→ **Exercise brief**
Exclude images, then output the remaining data verbatim.

[Entries from a visual dataset]
## Begin

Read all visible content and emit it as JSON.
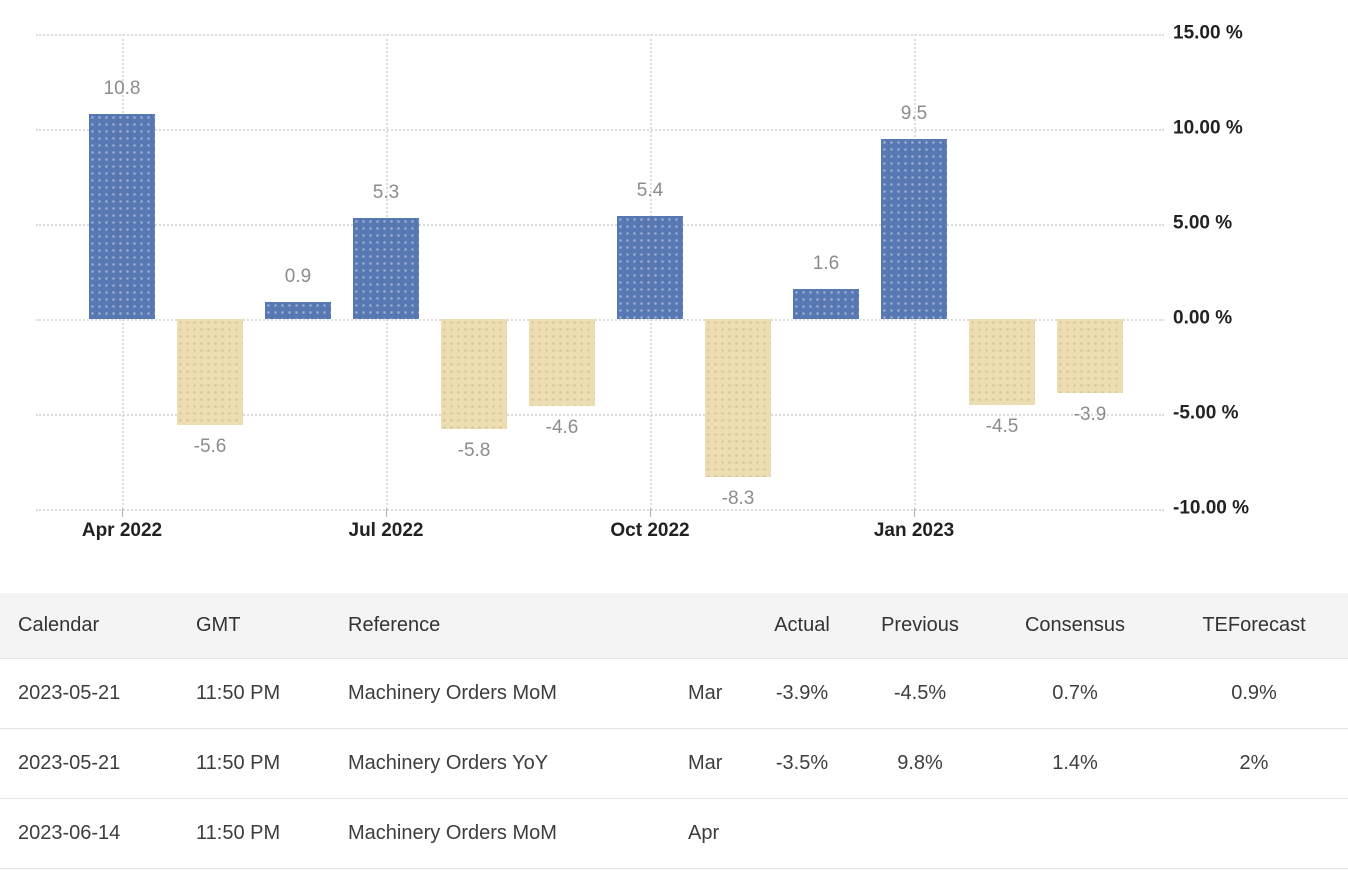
{
  "chart_data": {
    "type": "bar",
    "title": "",
    "xlabel": "",
    "ylabel": "",
    "x": [
      "Apr 2022",
      "May 2022",
      "Jun 2022",
      "Jul 2022",
      "Aug 2022",
      "Sep 2022",
      "Oct 2022",
      "Nov 2022",
      "Dec 2022",
      "Jan 2023",
      "Feb 2023",
      "Mar 2023"
    ],
    "values": [
      10.8,
      -5.6,
      0.9,
      5.3,
      -5.8,
      -4.6,
      5.4,
      -8.3,
      1.6,
      9.5,
      -4.5,
      -3.9
    ],
    "value_labels": [
      "10.8",
      "-5.6",
      "0.9",
      "5.3",
      "-5.8",
      "-4.6",
      "5.4",
      "-8.3",
      "1.6",
      "9.5",
      "-4.5",
      "-3.9"
    ],
    "x_tick_labels": [
      "Apr 2022",
      "Jul 2022",
      "Oct 2022",
      "Jan 2023"
    ],
    "y_ticks": [
      "15.00 %",
      "10.00 %",
      "5.00 %",
      "0.00 %",
      "-5.00 %",
      "-10.00 %"
    ],
    "y_tick_values": [
      15,
      10,
      5,
      0,
      -5,
      -10
    ],
    "ylim": [
      -10,
      15
    ],
    "grid": "dotted",
    "y_axis_side": "right",
    "legend": "none",
    "colors": {
      "positive_bar": "#5878b4",
      "negative_bar": "#ecddb2",
      "value_label": "#8c8c8c",
      "axis_label": "#222222",
      "gridline": "#dcdcdc"
    }
  },
  "table": {
    "headers": [
      "Calendar",
      "GMT",
      "Reference",
      "",
      "Actual",
      "Previous",
      "Consensus",
      "TEForecast"
    ],
    "rows": [
      [
        "2023-05-21",
        "11:50 PM",
        "Machinery Orders MoM",
        "Mar",
        "-3.9%",
        "-4.5%",
        "0.7%",
        "0.9%"
      ],
      [
        "2023-05-21",
        "11:50 PM",
        "Machinery Orders YoY",
        "Mar",
        "-3.5%",
        "9.8%",
        "1.4%",
        "2%"
      ],
      [
        "2023-06-14",
        "11:50 PM",
        "Machinery Orders MoM",
        "Apr",
        "",
        "",
        "",
        ""
      ]
    ],
    "header_bg": "#f4f4f4"
  }
}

## End

→ **Result below**
Read all visible content and emit it as JSON.
{
  "chart_data": {
    "type": "bar",
    "title": "",
    "xlabel": "",
    "ylabel": "",
    "x": [
      "Apr 2022",
      "May 2022",
      "Jun 2022",
      "Jul 2022",
      "Aug 2022",
      "Sep 2022",
      "Oct 2022",
      "Nov 2022",
      "Dec 2022",
      "Jan 2023",
      "Feb 2023",
      "Mar 2023"
    ],
    "values": [
      10.8,
      -5.6,
      0.9,
      5.3,
      -5.8,
      -4.6,
      5.4,
      -8.3,
      1.6,
      9.5,
      -4.5,
      -3.9
    ],
    "value_labels": [
      "10.8",
      "-5.6",
      "0.9",
      "5.3",
      "-5.8",
      "-4.6",
      "5.4",
      "-8.3",
      "1.6",
      "9.5",
      "-4.5",
      "-3.9"
    ],
    "x_tick_labels": [
      "Apr 2022",
      "Jul 2022",
      "Oct 2022",
      "Jan 2023"
    ],
    "y_ticks": [
      "15.00 %",
      "10.00 %",
      "5.00 %",
      "0.00 %",
      "-5.00 %",
      "-10.00 %"
    ],
    "y_tick_values": [
      15,
      10,
      5,
      0,
      -5,
      -10
    ],
    "ylim": [
      -10,
      15
    ],
    "grid": "dotted",
    "y_axis_side": "right",
    "legend": "none",
    "colors": {
      "positive_bar": "#5878b4",
      "negative_bar": "#ecddb2",
      "value_label": "#8c8c8c",
      "axis_label": "#222222",
      "gridline": "#dcdcdc"
    }
  },
  "table": {
    "headers": [
      "Calendar",
      "GMT",
      "Reference",
      "",
      "Actual",
      "Previous",
      "Consensus",
      "TEForecast"
    ],
    "rows": [
      [
        "2023-05-21",
        "11:50 PM",
        "Machinery Orders MoM",
        "Mar",
        "-3.9%",
        "-4.5%",
        "0.7%",
        "0.9%"
      ],
      [
        "2023-05-21",
        "11:50 PM",
        "Machinery Orders YoY",
        "Mar",
        "-3.5%",
        "9.8%",
        "1.4%",
        "2%"
      ],
      [
        "2023-06-14",
        "11:50 PM",
        "Machinery Orders MoM",
        "Apr",
        "",
        "",
        "",
        ""
      ]
    ],
    "header_bg": "#f4f4f4"
  }
}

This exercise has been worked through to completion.